- _GIVEN INSTRUCTION_
Count the lines below that contain the word "Outgoing", and reply with only that number.

A block of data
☆ ☆ ☆ ☆ ☆

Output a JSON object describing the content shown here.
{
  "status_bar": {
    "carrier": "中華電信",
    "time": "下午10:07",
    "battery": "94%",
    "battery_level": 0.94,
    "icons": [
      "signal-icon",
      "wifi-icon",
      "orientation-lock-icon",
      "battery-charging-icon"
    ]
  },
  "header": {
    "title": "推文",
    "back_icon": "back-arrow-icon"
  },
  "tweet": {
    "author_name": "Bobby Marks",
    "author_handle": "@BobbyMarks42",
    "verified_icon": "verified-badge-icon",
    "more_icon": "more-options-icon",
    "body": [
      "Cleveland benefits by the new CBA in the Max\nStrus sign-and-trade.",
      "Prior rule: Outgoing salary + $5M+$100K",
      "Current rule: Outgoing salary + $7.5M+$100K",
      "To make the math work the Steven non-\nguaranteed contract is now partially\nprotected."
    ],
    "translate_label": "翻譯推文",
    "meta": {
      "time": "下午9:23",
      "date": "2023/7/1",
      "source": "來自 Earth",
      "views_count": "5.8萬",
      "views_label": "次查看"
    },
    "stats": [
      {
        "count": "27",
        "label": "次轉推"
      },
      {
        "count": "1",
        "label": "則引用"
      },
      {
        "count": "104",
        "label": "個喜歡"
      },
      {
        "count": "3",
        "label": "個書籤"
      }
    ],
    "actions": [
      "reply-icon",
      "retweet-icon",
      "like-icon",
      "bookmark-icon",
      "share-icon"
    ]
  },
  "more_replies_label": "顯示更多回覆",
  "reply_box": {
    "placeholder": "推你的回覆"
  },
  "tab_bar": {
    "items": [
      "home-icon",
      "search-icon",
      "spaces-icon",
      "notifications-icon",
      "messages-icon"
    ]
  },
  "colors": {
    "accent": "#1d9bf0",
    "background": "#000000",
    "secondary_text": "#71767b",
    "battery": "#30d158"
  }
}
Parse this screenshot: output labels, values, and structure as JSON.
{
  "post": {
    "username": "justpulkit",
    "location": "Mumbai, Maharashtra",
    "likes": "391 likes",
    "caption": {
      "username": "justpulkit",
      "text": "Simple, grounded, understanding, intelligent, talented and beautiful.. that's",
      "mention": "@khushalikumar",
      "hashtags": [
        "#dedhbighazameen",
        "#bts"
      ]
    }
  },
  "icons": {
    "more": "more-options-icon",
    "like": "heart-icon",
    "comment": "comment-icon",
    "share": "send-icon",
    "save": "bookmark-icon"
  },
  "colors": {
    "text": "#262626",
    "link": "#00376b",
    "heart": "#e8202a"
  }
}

☆ ☆ ☆ ☆ ☆

- _RESULT BELOW_
2